START

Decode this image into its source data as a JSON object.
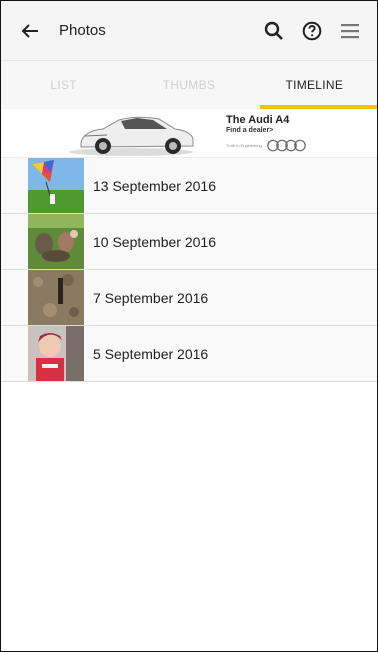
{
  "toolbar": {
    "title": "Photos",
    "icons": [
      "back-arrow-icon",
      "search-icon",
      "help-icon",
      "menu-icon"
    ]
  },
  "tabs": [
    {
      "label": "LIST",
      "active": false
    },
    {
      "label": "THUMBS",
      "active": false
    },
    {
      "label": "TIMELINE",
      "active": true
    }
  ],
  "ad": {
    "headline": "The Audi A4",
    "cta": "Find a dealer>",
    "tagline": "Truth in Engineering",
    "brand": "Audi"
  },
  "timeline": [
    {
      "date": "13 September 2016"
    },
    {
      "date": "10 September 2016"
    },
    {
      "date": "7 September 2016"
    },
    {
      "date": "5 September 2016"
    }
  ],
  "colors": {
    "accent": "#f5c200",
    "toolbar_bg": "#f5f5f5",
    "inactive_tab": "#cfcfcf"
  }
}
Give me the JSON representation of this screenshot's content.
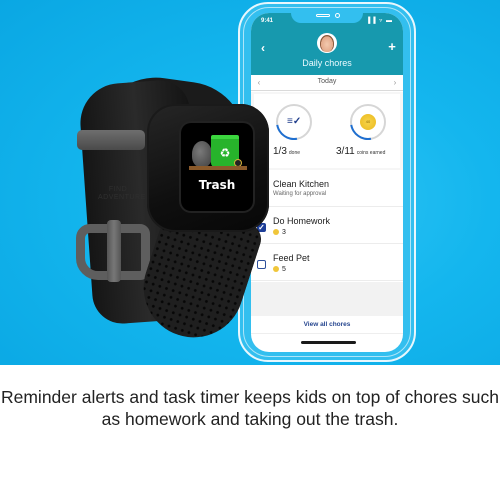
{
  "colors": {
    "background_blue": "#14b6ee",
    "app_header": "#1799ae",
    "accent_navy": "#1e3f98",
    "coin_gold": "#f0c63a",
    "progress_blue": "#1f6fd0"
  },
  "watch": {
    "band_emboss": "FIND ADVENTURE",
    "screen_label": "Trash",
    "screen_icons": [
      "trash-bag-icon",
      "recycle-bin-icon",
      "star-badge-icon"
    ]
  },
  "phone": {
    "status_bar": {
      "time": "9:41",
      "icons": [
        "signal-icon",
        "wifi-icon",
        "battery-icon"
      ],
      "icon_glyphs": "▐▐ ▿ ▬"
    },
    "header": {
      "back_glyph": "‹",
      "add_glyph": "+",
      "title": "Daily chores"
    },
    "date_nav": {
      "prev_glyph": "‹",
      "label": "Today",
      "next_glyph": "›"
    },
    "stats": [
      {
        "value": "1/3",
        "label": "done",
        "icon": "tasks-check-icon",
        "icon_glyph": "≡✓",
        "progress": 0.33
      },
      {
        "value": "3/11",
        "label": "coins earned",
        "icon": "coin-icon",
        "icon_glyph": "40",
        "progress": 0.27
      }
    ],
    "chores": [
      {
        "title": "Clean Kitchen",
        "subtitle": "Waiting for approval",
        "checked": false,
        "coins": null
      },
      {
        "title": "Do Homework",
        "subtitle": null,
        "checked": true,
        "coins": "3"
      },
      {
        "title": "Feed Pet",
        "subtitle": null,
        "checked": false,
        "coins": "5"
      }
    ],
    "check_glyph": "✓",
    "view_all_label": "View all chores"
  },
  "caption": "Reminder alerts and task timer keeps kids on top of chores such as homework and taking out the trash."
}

END

YOUR TASK. Could you reproduce every record above exactly, leaving out the pictures?

EXERCISE SOLUTION.
Decode this image into its source data as a JSON object.
{
  "toolbar": {
    "title": "Photos",
    "icons": [
      "back-arrow-icon",
      "search-icon",
      "help-icon",
      "menu-icon"
    ]
  },
  "tabs": [
    {
      "label": "LIST",
      "active": false
    },
    {
      "label": "THUMBS",
      "active": false
    },
    {
      "label": "TIMELINE",
      "active": true
    }
  ],
  "ad": {
    "headline": "The Audi A4",
    "cta": "Find a dealer>",
    "tagline": "Truth in Engineering",
    "brand": "Audi"
  },
  "timeline": [
    {
      "date": "13 September 2016"
    },
    {
      "date": "10 September 2016"
    },
    {
      "date": "7 September 2016"
    },
    {
      "date": "5 September 2016"
    }
  ],
  "colors": {
    "accent": "#f5c200",
    "toolbar_bg": "#f5f5f5",
    "inactive_tab": "#cfcfcf"
  }
}
Give me the JSON representation of this screenshot's content.
{
  "colors": {
    "background_blue": "#14b6ee",
    "app_header": "#1799ae",
    "accent_navy": "#1e3f98",
    "coin_gold": "#f0c63a",
    "progress_blue": "#1f6fd0"
  },
  "watch": {
    "band_emboss": "FIND ADVENTURE",
    "screen_label": "Trash",
    "screen_icons": [
      "trash-bag-icon",
      "recycle-bin-icon",
      "star-badge-icon"
    ]
  },
  "phone": {
    "status_bar": {
      "time": "9:41",
      "icons": [
        "signal-icon",
        "wifi-icon",
        "battery-icon"
      ],
      "icon_glyphs": "▐▐ ▿ ▬"
    },
    "header": {
      "back_glyph": "‹",
      "add_glyph": "+",
      "title": "Daily chores"
    },
    "date_nav": {
      "prev_glyph": "‹",
      "label": "Today",
      "next_glyph": "›"
    },
    "stats": [
      {
        "value": "1/3",
        "label": "done",
        "icon": "tasks-check-icon",
        "icon_glyph": "≡✓",
        "progress": 0.33
      },
      {
        "value": "3/11",
        "label": "coins earned",
        "icon": "coin-icon",
        "icon_glyph": "40",
        "progress": 0.27
      }
    ],
    "chores": [
      {
        "title": "Clean Kitchen",
        "subtitle": "Waiting for approval",
        "checked": false,
        "coins": null
      },
      {
        "title": "Do Homework",
        "subtitle": null,
        "checked": true,
        "coins": "3"
      },
      {
        "title": "Feed Pet",
        "subtitle": null,
        "checked": false,
        "coins": "5"
      }
    ],
    "check_glyph": "✓",
    "view_all_label": "View all chores"
  },
  "caption": "Reminder alerts and task timer keeps kids on top of chores such as homework and taking out the trash."
}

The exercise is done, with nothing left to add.